## Start

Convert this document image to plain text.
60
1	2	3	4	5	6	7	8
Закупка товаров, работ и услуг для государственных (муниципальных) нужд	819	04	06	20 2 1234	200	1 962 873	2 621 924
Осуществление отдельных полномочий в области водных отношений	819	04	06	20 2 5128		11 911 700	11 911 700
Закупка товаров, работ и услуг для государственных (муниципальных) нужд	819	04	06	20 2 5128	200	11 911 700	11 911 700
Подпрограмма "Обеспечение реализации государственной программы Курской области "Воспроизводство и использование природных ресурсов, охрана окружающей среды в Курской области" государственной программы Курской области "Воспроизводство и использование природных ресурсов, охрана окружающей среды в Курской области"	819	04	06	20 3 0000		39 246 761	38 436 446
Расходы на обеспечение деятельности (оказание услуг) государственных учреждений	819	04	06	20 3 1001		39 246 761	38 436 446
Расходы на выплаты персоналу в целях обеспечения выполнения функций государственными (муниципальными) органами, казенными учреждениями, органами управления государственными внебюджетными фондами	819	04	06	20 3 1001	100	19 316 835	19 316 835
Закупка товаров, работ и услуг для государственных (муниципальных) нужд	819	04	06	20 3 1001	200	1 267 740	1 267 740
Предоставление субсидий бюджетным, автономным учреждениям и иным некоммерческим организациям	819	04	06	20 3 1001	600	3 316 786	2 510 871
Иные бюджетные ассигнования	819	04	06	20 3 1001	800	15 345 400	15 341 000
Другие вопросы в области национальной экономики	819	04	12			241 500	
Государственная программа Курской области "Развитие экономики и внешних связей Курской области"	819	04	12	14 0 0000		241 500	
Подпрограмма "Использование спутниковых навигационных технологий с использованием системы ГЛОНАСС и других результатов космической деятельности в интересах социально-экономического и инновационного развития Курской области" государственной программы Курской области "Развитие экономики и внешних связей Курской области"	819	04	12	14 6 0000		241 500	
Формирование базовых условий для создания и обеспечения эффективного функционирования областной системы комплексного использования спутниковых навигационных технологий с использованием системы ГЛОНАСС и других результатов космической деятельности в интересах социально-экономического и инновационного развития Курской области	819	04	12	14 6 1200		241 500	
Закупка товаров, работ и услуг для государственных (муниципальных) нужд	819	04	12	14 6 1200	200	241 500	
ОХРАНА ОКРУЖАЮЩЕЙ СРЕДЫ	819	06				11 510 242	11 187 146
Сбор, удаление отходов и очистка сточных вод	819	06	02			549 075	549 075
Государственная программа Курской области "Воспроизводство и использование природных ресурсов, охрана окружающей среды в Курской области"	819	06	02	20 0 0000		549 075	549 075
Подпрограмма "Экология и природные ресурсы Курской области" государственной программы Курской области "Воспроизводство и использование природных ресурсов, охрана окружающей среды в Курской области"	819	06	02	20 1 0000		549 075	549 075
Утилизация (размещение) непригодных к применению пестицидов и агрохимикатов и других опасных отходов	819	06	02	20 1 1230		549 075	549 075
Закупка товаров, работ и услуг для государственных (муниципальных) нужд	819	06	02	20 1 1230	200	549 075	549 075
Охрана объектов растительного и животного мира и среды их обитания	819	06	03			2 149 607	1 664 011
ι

## End

(TASK)
Pick out every line above that contains the word "спутниковых" and copy it.

(ANSWER TO THE EXERCISE)
Подпрограмма "Использование спутниковых навигационных технологий с использованием системы ГЛОНАСС и других результатов космической деятельности в интересах социально-экономического и инновационного развития Курской области" государственной программы Курской области "Развитие экономики и внешних связей Курской области"	819	04	12	14 6 0000		241 500	
Формирование базовых условий для создания и обеспечения эффективного функционирования областной системы комплексного использования спутниковых навигационных технологий с использованием системы ГЛОНАСС и других результатов космической деятельности в интересах социально-экономического и инновационного развития Курской области	819	04	12	14 6 1200		241 500	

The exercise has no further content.